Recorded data
☆ ☆ ☆ ☆ ☆
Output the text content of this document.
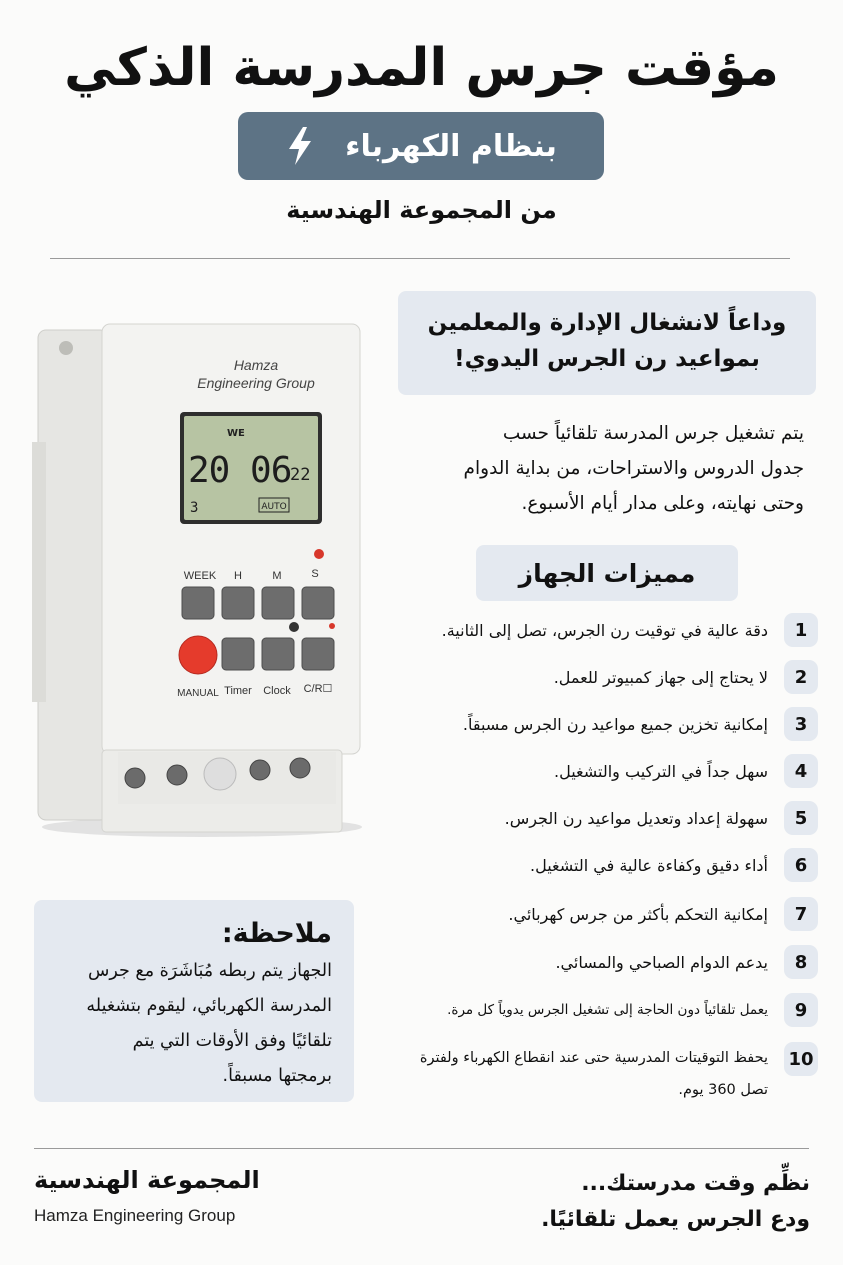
مؤقت جرس المدرسة الذكي
بنظام الكهرباء
من المجموعة الهندسية
Hamza
Engineering Group
WE
20 06
22
3	AUTO
WEEK H	M	S
MANUAL Timer Clock C/R☐
وداعاً لانشغال الإدارة والمعلمين
بمواعيد رن الجرس اليدوي!
يتم تشغيل جرس المدرسة تلقائياً حسب
جدول الدروس والاستراحات، من بداية الدوام
وحتى نهايته، وعلى مدار أيام الأسبوع.
مميزات الجهاز
1
دقة عالية في توقيت رن الجرس، تصل إلى الثانية.
2
لا يحتاج إلى جهاز كمبيوتر للعمل.
3
إمكانية تخزين جميع مواعيد رن الجرس مسبقاً.
4
سهل جداً في التركيب والتشغيل.
5
سهولة إعداد وتعديل مواعيد رن الجرس.
6
أداء دقيق وكفاءة عالية في التشغيل.
7
إمكانية التحكم بأكثر من جرس كهربائي.
8
يدعم الدوام الصباحي والمسائي.
9
يعمل تلقائياً دون الحاجة إلى تشغيل الجرس يدوياً كل مرة.
10
يحفظ التوقيتات المدرسية حتى عند انقطاع الكهرباء ولفترة تصل 360 يوم.
ملاحظة:
الجهاز يتم ربطه مُبَاشَرَة مع جرس
المدرسة الكهربائي، ليقوم بتشغيله
تلقائيًا وفق الأوقات التي يتم
برمجتها مسبقاً.
المجموعة الهندسية
Hamza Engineering Group
نظِّم وقت مدرستك...
ودع الجرس يعمل تلقائيًا.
☆ ☆ ☆ ☆ ☆
**TO DO:** Copy the records exactly as they appear, excluding images.

**TASK OUTPUT:**
Output the text content of this document.
مؤقت جرس المدرسة الذكي
بنظام الكهرباء
من المجموعة الهندسية
Hamza
Engineering Group
WE
20 06
22
3	AUTO
WEEK H	M	S
MANUAL Timer Clock C/R☐
وداعاً لانشغال الإدارة والمعلمين
بمواعيد رن الجرس اليدوي!
يتم تشغيل جرس المدرسة تلقائياً حسب
جدول الدروس والاستراحات، من بداية الدوام
وحتى نهايته، وعلى مدار أيام الأسبوع.
مميزات الجهاز
1
دقة عالية في توقيت رن الجرس، تصل إلى الثانية.
2
لا يحتاج إلى جهاز كمبيوتر للعمل.
3
إمكانية تخزين جميع مواعيد رن الجرس مسبقاً.
4
سهل جداً في التركيب والتشغيل.
5
سهولة إعداد وتعديل مواعيد رن الجرس.
6
أداء دقيق وكفاءة عالية في التشغيل.
7
إمكانية التحكم بأكثر من جرس كهربائي.
8
يدعم الدوام الصباحي والمسائي.
9
يعمل تلقائياً دون الحاجة إلى تشغيل الجرس يدوياً كل مرة.
10
يحفظ التوقيتات المدرسية حتى عند انقطاع الكهرباء ولفترة تصل 360 يوم.
ملاحظة:
الجهاز يتم ربطه مُبَاشَرَة مع جرس
المدرسة الكهربائي، ليقوم بتشغيله
تلقائيًا وفق الأوقات التي يتم
برمجتها مسبقاً.
المجموعة الهندسية
Hamza Engineering Group
نظِّم وقت مدرستك...
ودع الجرس يعمل تلقائيًا.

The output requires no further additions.